■ PROVIDED TEXT:
━━━━

Notes (mostly to myself) on how the CSS position property works because I constantly forget. Specifically in relation to building scrollytelling pieces.

Having control over where elements are positioned on a webpage is essential for building scrollytelling stories. We have to understand exactly how elements will behave within the layout, especially in relation to the scrollbar and viewport.

The position property determines where an element appears on the page. Sounds simple. But it also includes how an element relates to its parent element, the browser window, how it behaves on scroll, and whether placement properties like top, right, bottom, left and z-index will have any effect.

Position has six possible values

1. Static

static is the default value for elements. They stick to the normal page flow and placement properties (top, left, z-index, etc.) don’t have any effect.

This would be the equivalent code, but we never need to explicitly declare it since all elements are static by default.

.tealBox {
	position: static;
}

2. Relative

relative keeps the element in the normal document flow, but allows us to use placement properties. This means we can move the element up, down, left or right, relative to where it would have been in the normal document flow.

For example, if we nudge this box -20px up, and -20px to the left, it moves to here:

/>

In our CSS we would just need to declare a relative property on our box, then add top and left properties:

.tealBox {
	position: relative;
	top: -10px;
	left: -10px;
}

3. Absolute

absolute removes the element from the normal document flow. It places itself on an absolute position relative to the whole document.

The position of the parent has no influence on where the child shows up. Placement values like top and left are calculated relative to the document.

Declaring position: absolute, left: 20px and bottom: 20px on this .tealBox element would position it 20 pixels from the left and 20px from the bottom of the document.

.tealBox {
	position: absolute;
	left: 20px;
	bottom: 20px;
}

Relative Parents and Absolute children

If you declare position: relative on the parent element, and position: absolute on the child, it now positions itself relative to the parent.

This is useful for creating overlapping elements.

.parent {
	position: relative;
}
.tealBox {
	position: absolute;
	left: 20px;
	bottom: 20px;
}

4. Fixed

fixed is similar to absolute, but sticks itself to the viewport (the browser window) rather than the document. Fixed elements don’t move when you scroll down the page - they are always visible.

Fixed is useful for persistent elements like navigation bars or menus.

Declaring position: fixed;, top: 20px; and right: 20px on an element will position it 20 px from the top and right-hand side of the browser viewport. The rest of the document scrolls behind it.

━━━━

■ SUPPLIED MATERIAL:

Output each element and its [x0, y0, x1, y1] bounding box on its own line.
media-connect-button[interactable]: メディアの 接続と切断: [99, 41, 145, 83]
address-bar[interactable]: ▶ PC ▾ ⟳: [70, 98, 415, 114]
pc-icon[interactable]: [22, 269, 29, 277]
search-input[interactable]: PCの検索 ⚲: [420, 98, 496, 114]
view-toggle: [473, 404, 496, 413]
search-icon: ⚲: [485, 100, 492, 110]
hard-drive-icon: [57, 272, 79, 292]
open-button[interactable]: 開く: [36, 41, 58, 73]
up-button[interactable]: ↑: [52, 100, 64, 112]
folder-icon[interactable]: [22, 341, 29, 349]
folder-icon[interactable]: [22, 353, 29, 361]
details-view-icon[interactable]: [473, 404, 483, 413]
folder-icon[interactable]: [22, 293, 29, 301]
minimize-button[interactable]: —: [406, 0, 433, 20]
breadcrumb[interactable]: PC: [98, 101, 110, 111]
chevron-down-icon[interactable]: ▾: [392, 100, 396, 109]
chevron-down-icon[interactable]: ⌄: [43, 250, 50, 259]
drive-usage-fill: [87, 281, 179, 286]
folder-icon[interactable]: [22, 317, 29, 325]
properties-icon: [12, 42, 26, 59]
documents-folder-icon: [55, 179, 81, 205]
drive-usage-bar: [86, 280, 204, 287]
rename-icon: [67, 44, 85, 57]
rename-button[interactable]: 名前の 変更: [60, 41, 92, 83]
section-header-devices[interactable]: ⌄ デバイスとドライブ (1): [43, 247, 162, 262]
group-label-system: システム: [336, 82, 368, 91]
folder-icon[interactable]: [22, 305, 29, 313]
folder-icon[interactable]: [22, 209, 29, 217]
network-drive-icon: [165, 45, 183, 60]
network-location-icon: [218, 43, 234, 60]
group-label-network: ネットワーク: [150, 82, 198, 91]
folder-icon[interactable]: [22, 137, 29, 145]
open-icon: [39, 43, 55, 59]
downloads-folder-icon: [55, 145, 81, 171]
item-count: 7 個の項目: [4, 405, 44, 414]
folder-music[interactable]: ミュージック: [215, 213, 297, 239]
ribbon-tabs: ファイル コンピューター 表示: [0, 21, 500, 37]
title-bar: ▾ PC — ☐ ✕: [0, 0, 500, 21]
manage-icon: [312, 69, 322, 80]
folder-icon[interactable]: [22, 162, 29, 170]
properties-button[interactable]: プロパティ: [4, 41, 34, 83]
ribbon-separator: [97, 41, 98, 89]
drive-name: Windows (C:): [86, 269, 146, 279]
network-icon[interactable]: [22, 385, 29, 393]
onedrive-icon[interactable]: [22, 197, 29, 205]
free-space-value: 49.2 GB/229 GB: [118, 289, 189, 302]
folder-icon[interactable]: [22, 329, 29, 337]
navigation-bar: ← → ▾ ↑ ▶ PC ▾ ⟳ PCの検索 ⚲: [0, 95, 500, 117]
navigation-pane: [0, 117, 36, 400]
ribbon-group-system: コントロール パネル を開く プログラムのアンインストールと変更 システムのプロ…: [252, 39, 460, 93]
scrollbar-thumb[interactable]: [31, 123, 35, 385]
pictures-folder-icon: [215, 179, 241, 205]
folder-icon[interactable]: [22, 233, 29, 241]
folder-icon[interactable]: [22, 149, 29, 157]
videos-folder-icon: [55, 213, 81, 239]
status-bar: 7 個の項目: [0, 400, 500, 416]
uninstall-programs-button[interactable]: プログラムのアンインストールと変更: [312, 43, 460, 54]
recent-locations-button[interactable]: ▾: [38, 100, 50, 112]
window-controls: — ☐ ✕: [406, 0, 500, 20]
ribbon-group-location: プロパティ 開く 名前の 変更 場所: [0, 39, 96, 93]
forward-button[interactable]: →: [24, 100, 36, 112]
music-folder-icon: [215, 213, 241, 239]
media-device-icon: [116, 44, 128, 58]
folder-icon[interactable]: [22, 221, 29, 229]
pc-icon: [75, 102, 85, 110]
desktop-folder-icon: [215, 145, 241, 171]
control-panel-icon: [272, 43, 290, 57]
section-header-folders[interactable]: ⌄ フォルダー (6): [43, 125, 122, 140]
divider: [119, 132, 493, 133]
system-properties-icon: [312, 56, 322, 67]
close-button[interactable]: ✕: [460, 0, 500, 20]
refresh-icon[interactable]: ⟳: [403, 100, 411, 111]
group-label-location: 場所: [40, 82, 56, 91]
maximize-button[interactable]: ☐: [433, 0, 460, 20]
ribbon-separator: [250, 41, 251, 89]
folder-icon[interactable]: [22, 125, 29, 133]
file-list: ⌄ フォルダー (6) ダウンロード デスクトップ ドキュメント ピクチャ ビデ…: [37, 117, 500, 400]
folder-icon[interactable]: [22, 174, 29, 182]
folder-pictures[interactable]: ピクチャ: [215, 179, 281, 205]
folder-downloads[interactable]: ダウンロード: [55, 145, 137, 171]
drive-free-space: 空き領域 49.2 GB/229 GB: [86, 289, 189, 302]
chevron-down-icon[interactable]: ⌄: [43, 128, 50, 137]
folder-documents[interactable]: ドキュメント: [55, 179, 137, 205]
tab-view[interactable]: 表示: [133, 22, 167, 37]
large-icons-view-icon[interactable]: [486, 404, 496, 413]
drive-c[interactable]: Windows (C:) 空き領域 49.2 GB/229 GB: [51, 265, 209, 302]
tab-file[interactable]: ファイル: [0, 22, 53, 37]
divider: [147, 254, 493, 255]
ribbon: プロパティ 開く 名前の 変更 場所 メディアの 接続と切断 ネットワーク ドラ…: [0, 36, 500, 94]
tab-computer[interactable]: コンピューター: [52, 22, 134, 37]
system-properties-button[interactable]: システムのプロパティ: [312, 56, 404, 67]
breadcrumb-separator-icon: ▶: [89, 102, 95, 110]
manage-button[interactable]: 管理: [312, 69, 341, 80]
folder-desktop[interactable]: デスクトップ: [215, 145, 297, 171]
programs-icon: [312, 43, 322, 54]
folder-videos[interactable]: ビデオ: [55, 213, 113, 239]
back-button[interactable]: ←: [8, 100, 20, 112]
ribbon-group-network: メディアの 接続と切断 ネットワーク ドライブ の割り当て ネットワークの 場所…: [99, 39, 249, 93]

━━━━

■ EXERCISES TO COMPLETE:
1/ Reproduce the stretch of the CSS position notes from "3. Absolute" through "to the document.".
2/ In the notes on the CSS position property, what kinds of elements is the fixed value said to be useful for?

■ ANSWERS BY TASK:
1/
3. Absolute

absolute removes the element from the normal document flow. It places itself on an absolute position relative to the whole document.

The position of the parent has no influence on where the child shows up. Placement values like top and left are calculated relative to the document.

2/ Persistent elements like navigation bars or menus.